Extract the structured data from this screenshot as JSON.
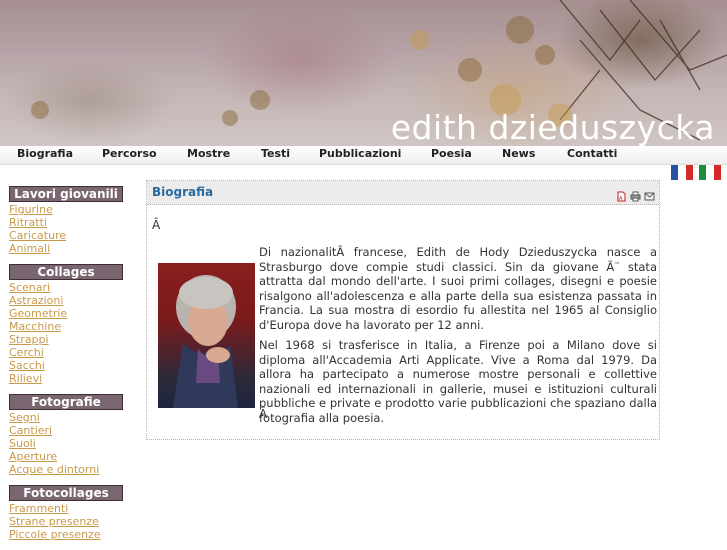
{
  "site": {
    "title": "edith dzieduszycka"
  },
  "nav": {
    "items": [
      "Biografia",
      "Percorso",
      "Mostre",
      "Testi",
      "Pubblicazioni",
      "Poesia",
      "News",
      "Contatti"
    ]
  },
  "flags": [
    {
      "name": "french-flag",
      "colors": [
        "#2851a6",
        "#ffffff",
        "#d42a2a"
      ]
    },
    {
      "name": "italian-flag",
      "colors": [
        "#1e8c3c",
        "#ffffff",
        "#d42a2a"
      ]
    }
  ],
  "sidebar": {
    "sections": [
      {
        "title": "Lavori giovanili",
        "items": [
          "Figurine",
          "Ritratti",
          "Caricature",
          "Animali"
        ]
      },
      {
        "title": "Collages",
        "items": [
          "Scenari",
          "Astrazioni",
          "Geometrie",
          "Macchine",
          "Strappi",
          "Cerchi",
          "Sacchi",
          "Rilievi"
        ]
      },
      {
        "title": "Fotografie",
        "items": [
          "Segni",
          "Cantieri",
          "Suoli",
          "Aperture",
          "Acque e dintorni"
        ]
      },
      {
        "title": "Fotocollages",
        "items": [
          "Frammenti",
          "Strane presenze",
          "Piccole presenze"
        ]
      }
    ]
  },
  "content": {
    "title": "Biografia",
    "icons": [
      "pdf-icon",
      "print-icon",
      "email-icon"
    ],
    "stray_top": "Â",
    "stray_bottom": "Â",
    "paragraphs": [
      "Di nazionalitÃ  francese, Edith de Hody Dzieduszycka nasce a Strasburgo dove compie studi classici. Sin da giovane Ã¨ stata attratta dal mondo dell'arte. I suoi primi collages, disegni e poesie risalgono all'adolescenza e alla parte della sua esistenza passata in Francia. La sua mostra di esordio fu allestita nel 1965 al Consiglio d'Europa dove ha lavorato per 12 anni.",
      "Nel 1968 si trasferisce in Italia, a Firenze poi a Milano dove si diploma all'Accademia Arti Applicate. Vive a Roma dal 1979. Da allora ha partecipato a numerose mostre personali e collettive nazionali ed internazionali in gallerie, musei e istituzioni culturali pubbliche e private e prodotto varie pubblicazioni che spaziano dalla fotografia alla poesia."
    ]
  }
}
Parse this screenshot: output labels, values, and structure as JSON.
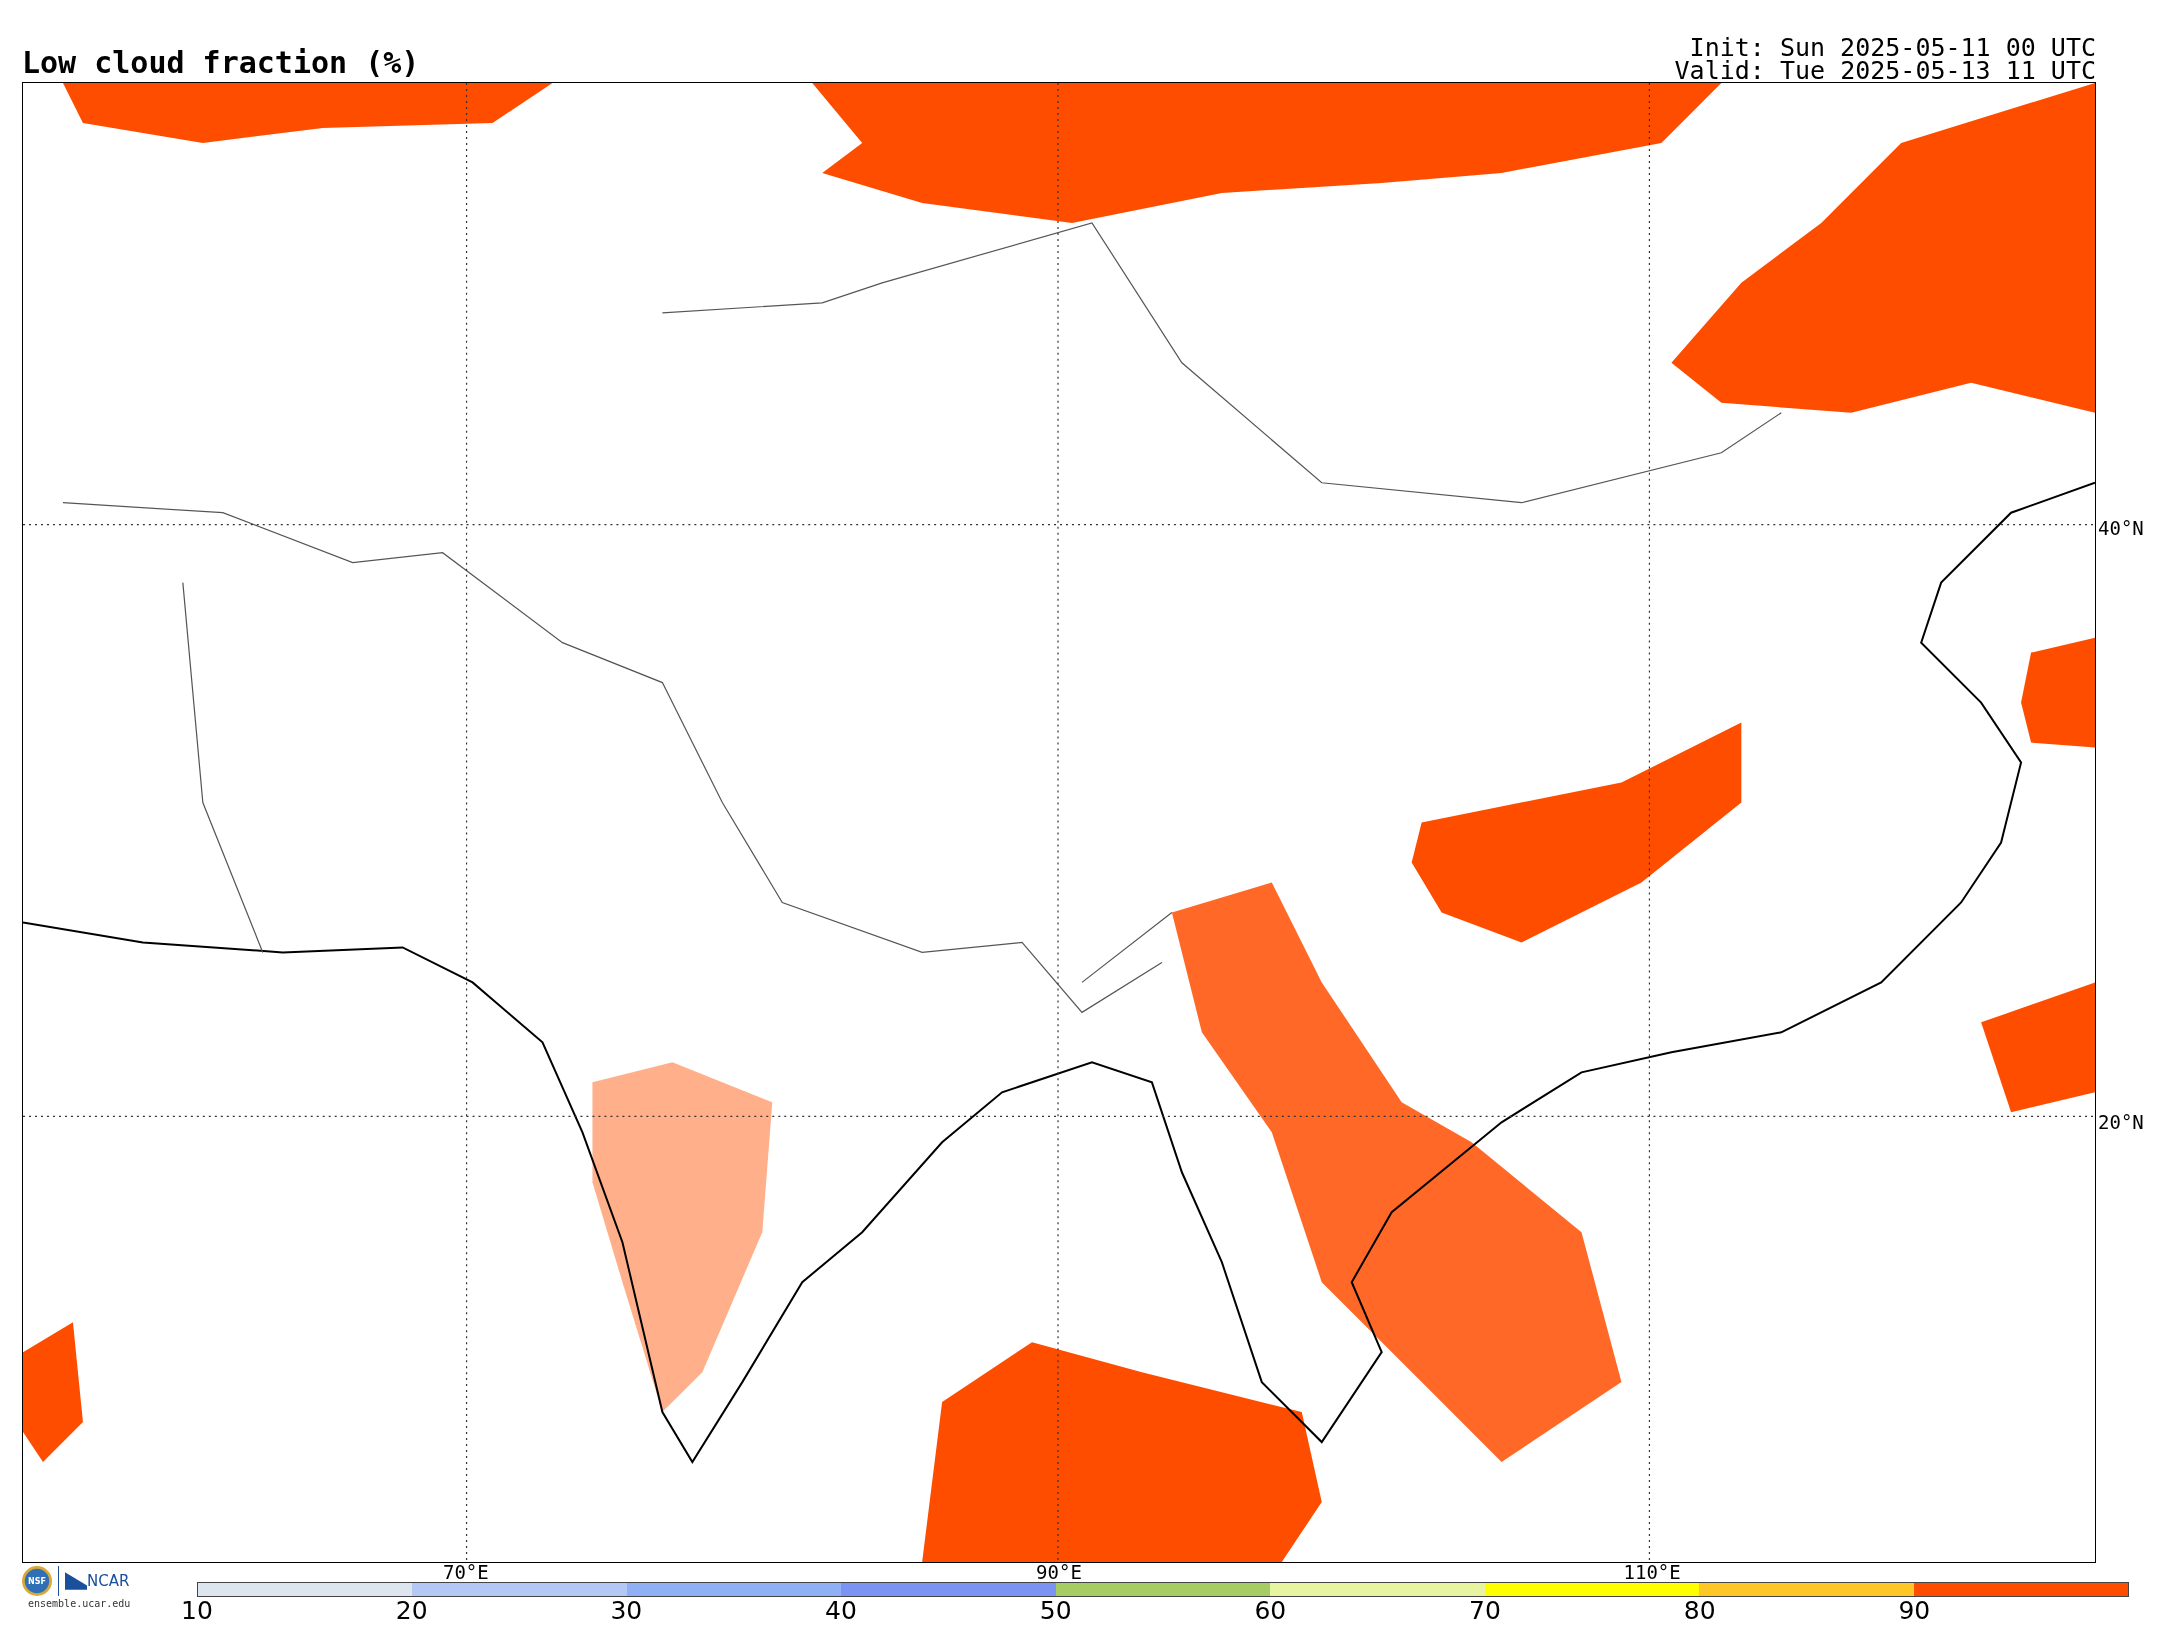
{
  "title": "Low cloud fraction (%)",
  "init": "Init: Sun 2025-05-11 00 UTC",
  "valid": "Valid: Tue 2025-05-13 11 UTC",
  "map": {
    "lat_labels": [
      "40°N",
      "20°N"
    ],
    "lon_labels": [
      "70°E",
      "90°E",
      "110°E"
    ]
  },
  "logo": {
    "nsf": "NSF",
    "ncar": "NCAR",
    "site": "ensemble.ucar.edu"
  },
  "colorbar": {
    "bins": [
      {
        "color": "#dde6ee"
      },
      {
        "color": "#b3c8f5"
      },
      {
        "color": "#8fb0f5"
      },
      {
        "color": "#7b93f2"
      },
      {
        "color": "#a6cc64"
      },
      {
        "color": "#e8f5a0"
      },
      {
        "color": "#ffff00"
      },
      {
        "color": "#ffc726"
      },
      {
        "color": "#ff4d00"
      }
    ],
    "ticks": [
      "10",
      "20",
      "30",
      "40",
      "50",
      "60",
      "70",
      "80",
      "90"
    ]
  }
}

※

> _Exercise requirements_
Reproduce the material in full, word for word, and omit the pictures.

> _Solution for this task_
Extract the structured data from this screenshot as JSON.
{
  "site": {
    "title": "edith dzieduszycka"
  },
  "nav": {
    "items": [
      "Biografia",
      "Percorso",
      "Mostre",
      "Testi",
      "Pubblicazioni",
      "Poesia",
      "News",
      "Contatti"
    ]
  },
  "flags": [
    {
      "name": "french-flag",
      "colors": [
        "#2851a6",
        "#ffffff",
        "#d42a2a"
      ]
    },
    {
      "name": "italian-flag",
      "colors": [
        "#1e8c3c",
        "#ffffff",
        "#d42a2a"
      ]
    }
  ],
  "sidebar": {
    "sections": [
      {
        "title": "Lavori giovanili",
        "items": [
          "Figurine",
          "Ritratti",
          "Caricature",
          "Animali"
        ]
      },
      {
        "title": "Collages",
        "items": [
          "Scenari",
          "Astrazioni",
          "Geometrie",
          "Macchine",
          "Strappi",
          "Cerchi",
          "Sacchi",
          "Rilievi"
        ]
      },
      {
        "title": "Fotografie",
        "items": [
          "Segni",
          "Cantieri",
          "Suoli",
          "Aperture",
          "Acque e dintorni"
        ]
      },
      {
        "title": "Fotocollages",
        "items": [
          "Frammenti",
          "Strane presenze",
          "Piccole presenze"
        ]
      }
    ]
  },
  "content": {
    "title": "Biografia",
    "icons": [
      "pdf-icon",
      "print-icon",
      "email-icon"
    ],
    "stray_top": "Â",
    "stray_bottom": "Â",
    "paragraphs": [
      "Di nazionalitÃ  francese, Edith de Hody Dzieduszycka nasce a Strasburgo dove compie studi classici. Sin da giovane Ã¨ stata attratta dal mondo dell'arte. I suoi primi collages, disegni e poesie risalgono all'adolescenza e alla parte della sua esistenza passata in Francia. La sua mostra di esordio fu allestita nel 1965 al Consiglio d'Europa dove ha lavorato per 12 anni.",
      "Nel 1968 si trasferisce in Italia, a Firenze poi a Milano dove si diploma all'Accademia Arti Applicate. Vive a Roma dal 1979. Da allora ha partecipato a numerose mostre personali e collettive nazionali ed internazionali in gallerie, musei e istituzioni culturali pubbliche e private e prodotto varie pubblicazioni che spaziano dalla fotografia alla poesia."
    ]
  }
}
Parse this screenshot: output labels, values, and structure as JSON.
{
  "title": "Low cloud fraction (%)",
  "init": "Init: Sun 2025-05-11 00 UTC",
  "valid": "Valid: Tue 2025-05-13 11 UTC",
  "map": {
    "lat_labels": [
      "40°N",
      "20°N"
    ],
    "lon_labels": [
      "70°E",
      "90°E",
      "110°E"
    ]
  },
  "logo": {
    "nsf": "NSF",
    "ncar": "NCAR",
    "site": "ensemble.ucar.edu"
  },
  "colorbar": {
    "bins": [
      {
        "color": "#dde6ee"
      },
      {
        "color": "#b3c8f5"
      },
      {
        "color": "#8fb0f5"
      },
      {
        "color": "#7b93f2"
      },
      {
        "color": "#a6cc64"
      },
      {
        "color": "#e8f5a0"
      },
      {
        "color": "#ffff00"
      },
      {
        "color": "#ffc726"
      },
      {
        "color": "#ff4d00"
      }
    ],
    "ticks": [
      "10",
      "20",
      "30",
      "40",
      "50",
      "60",
      "70",
      "80",
      "90"
    ]
  }
}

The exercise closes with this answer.